> _Record list_
-- Begin --

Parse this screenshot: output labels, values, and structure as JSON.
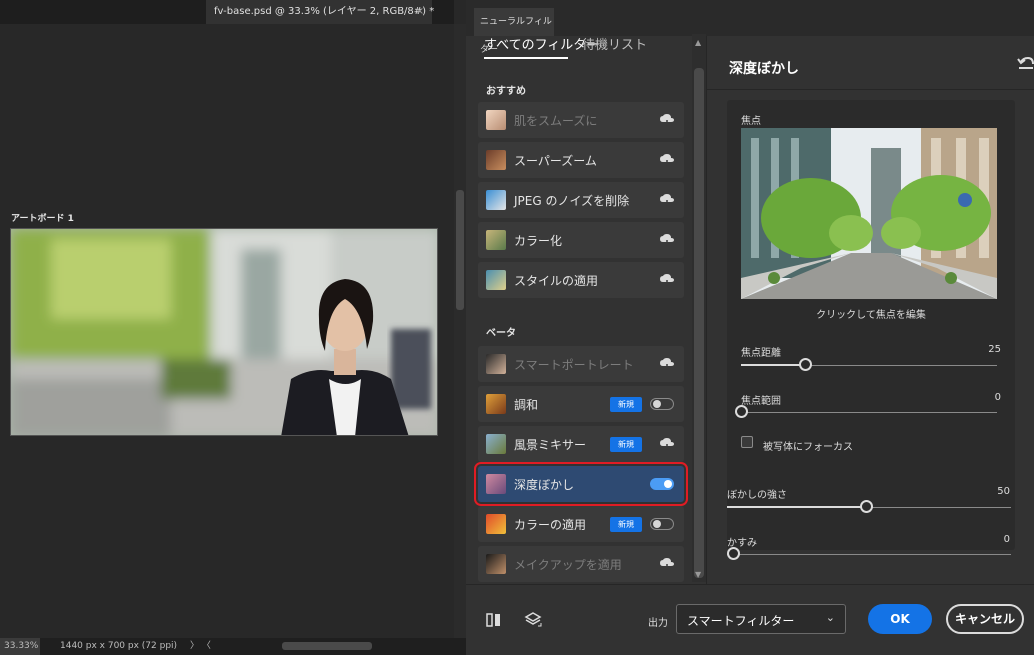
{
  "document": {
    "tab_title": "fv-base.psd @ 33.3% (レイヤー 2, RGB/8#) *",
    "tab_close": "×",
    "artboard_label": "アートボード 1"
  },
  "status_bar": {
    "zoom": "33.33%",
    "dimensions": "1440 px x 700 px (72 ppi)",
    "arrow": "〉 〈"
  },
  "neural_filters": {
    "window_tab": "ニューラルフィルター",
    "tabs": {
      "all_filters": "すべてのフィルター",
      "waitlist": "待機リスト"
    },
    "sections": {
      "featured": "おすすめ",
      "beta": "ベータ"
    },
    "featured_filters": [
      {
        "label": "肌をスムーズに",
        "disabled": true,
        "icon": "cloud-download-icon"
      },
      {
        "label": "スーパーズーム",
        "disabled": false,
        "icon": "cloud-download-icon"
      },
      {
        "label": "JPEG のノイズを削除",
        "disabled": false,
        "icon": "cloud-download-icon"
      },
      {
        "label": "カラー化",
        "disabled": false,
        "icon": "cloud-download-icon"
      },
      {
        "label": "スタイルの適用",
        "disabled": false,
        "icon": "cloud-download-icon"
      }
    ],
    "beta_filters": [
      {
        "label": "スマートポートレート",
        "disabled": true,
        "icon": "cloud-download-icon"
      },
      {
        "label": "調和",
        "badge": "新規",
        "toggle": false
      },
      {
        "label": "風景ミキサー",
        "badge": "新規",
        "icon": "cloud-download-icon"
      },
      {
        "label": "深度ぼかし",
        "toggle": true,
        "selected": true
      },
      {
        "label": "カラーの適用",
        "badge": "新規",
        "toggle": false
      },
      {
        "label": "メイクアップを適用",
        "disabled": true,
        "icon": "cloud-download-icon"
      }
    ],
    "settings": {
      "title": "深度ぼかし",
      "focus_label": "焦点",
      "focus_caption": "クリックして焦点を編集",
      "focal_distance": {
        "label": "焦点距離",
        "value": 25
      },
      "focal_range": {
        "label": "焦点範囲",
        "value": 0
      },
      "focus_subject": {
        "label": "被写体にフォーカス",
        "checked": false
      },
      "blur_strength": {
        "label": "ぼかしの強さ",
        "value": 50
      },
      "haze": {
        "label": "かすみ",
        "value": 0
      }
    },
    "footer": {
      "output_label": "出力",
      "output_value": "スマートフィルター",
      "ok": "OK",
      "cancel": "キャンセル"
    }
  },
  "colors": {
    "accent_blue": "#1473e6",
    "selection_outline": "#e01c24",
    "panel_bg": "#323232"
  }
}
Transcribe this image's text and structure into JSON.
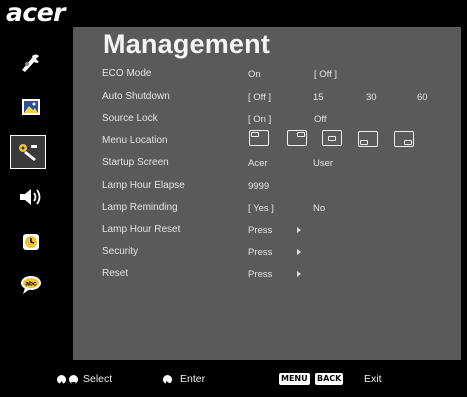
{
  "brand": "acer",
  "title": "Management",
  "sidebar": {
    "items": [
      {
        "icon": "image-settings-icon"
      },
      {
        "icon": "picture-icon"
      },
      {
        "icon": "management-icon",
        "active": true
      },
      {
        "icon": "speaker-icon"
      },
      {
        "icon": "timer-icon"
      },
      {
        "icon": "language-icon",
        "text": "abc"
      }
    ]
  },
  "menu": {
    "eco_mode": {
      "label": "ECO Mode",
      "options": [
        "On",
        "[ Off ]"
      ]
    },
    "auto_shutdown": {
      "label": "Auto Shutdown",
      "options": [
        "[ Off ]",
        "15",
        "30",
        "60"
      ]
    },
    "source_lock": {
      "label": "Source Lock",
      "options": [
        "[ On ]",
        "Off"
      ]
    },
    "menu_location": {
      "label": "Menu Location"
    },
    "startup_screen": {
      "label": "Startup Screen",
      "options": [
        "Acer",
        "User"
      ]
    },
    "lamp_hour_elapse": {
      "label": "Lamp Hour Elapse",
      "value": "9999"
    },
    "lamp_reminding": {
      "label": "Lamp Reminding",
      "options": [
        "[ Yes ]",
        "No"
      ]
    },
    "lamp_hour_reset": {
      "label": "Lamp Hour Reset",
      "action": "Press"
    },
    "security": {
      "label": "Security",
      "action": "Press"
    },
    "reset": {
      "label": "Reset",
      "action": "Press"
    }
  },
  "footer": {
    "select": "Select",
    "enter": "Enter",
    "menu_key": "MENU",
    "back_key": "BACK",
    "exit": "Exit"
  }
}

-- End --

> _What to produce_
The entries above are to be returned exactly, without their pictures.

> _Written answer_
Parse this screenshot: output labels, values, and structure as JSON.
{
  "document": {
    "tab_title": "fv-base.psd @ 33.3% (レイヤー 2, RGB/8#) *",
    "tab_close": "×",
    "artboard_label": "アートボード 1"
  },
  "status_bar": {
    "zoom": "33.33%",
    "dimensions": "1440 px x 700 px (72 ppi)",
    "arrow": "〉 〈"
  },
  "neural_filters": {
    "window_tab": "ニューラルフィルター",
    "tabs": {
      "all_filters": "すべてのフィルター",
      "waitlist": "待機リスト"
    },
    "sections": {
      "featured": "おすすめ",
      "beta": "ベータ"
    },
    "featured_filters": [
      {
        "label": "肌をスムーズに",
        "disabled": true,
        "icon": "cloud-download-icon"
      },
      {
        "label": "スーパーズーム",
        "disabled": false,
        "icon": "cloud-download-icon"
      },
      {
        "label": "JPEG のノイズを削除",
        "disabled": false,
        "icon": "cloud-download-icon"
      },
      {
        "label": "カラー化",
        "disabled": false,
        "icon": "cloud-download-icon"
      },
      {
        "label": "スタイルの適用",
        "disabled": false,
        "icon": "cloud-download-icon"
      }
    ],
    "beta_filters": [
      {
        "label": "スマートポートレート",
        "disabled": true,
        "icon": "cloud-download-icon"
      },
      {
        "label": "調和",
        "badge": "新規",
        "toggle": false
      },
      {
        "label": "風景ミキサー",
        "badge": "新規",
        "icon": "cloud-download-icon"
      },
      {
        "label": "深度ぼかし",
        "toggle": true,
        "selected": true
      },
      {
        "label": "カラーの適用",
        "badge": "新規",
        "toggle": false
      },
      {
        "label": "メイクアップを適用",
        "disabled": true,
        "icon": "cloud-download-icon"
      }
    ],
    "settings": {
      "title": "深度ぼかし",
      "focus_label": "焦点",
      "focus_caption": "クリックして焦点を編集",
      "focal_distance": {
        "label": "焦点距離",
        "value": 25
      },
      "focal_range": {
        "label": "焦点範囲",
        "value": 0
      },
      "focus_subject": {
        "label": "被写体にフォーカス",
        "checked": false
      },
      "blur_strength": {
        "label": "ぼかしの強さ",
        "value": 50
      },
      "haze": {
        "label": "かすみ",
        "value": 0
      }
    },
    "footer": {
      "output_label": "出力",
      "output_value": "スマートフィルター",
      "ok": "OK",
      "cancel": "キャンセル"
    }
  },
  "colors": {
    "accent_blue": "#1473e6",
    "selection_outline": "#e01c24",
    "panel_bg": "#323232"
  }
}
Transcribe this image's text and structure into JSON.
{
  "brand": "acer",
  "title": "Management",
  "sidebar": {
    "items": [
      {
        "icon": "image-settings-icon"
      },
      {
        "icon": "picture-icon"
      },
      {
        "icon": "management-icon",
        "active": true
      },
      {
        "icon": "speaker-icon"
      },
      {
        "icon": "timer-icon"
      },
      {
        "icon": "language-icon",
        "text": "abc"
      }
    ]
  },
  "menu": {
    "eco_mode": {
      "label": "ECO Mode",
      "options": [
        "On",
        "[ Off ]"
      ]
    },
    "auto_shutdown": {
      "label": "Auto Shutdown",
      "options": [
        "[ Off ]",
        "15",
        "30",
        "60"
      ]
    },
    "source_lock": {
      "label": "Source Lock",
      "options": [
        "[ On ]",
        "Off"
      ]
    },
    "menu_location": {
      "label": "Menu Location"
    },
    "startup_screen": {
      "label": "Startup Screen",
      "options": [
        "Acer",
        "User"
      ]
    },
    "lamp_hour_elapse": {
      "label": "Lamp Hour Elapse",
      "value": "9999"
    },
    "lamp_reminding": {
      "label": "Lamp Reminding",
      "options": [
        "[ Yes ]",
        "No"
      ]
    },
    "lamp_hour_reset": {
      "label": "Lamp Hour Reset",
      "action": "Press"
    },
    "security": {
      "label": "Security",
      "action": "Press"
    },
    "reset": {
      "label": "Reset",
      "action": "Press"
    }
  },
  "footer": {
    "select": "Select",
    "enter": "Enter",
    "menu_key": "MENU",
    "back_key": "BACK",
    "exit": "Exit"
  }
}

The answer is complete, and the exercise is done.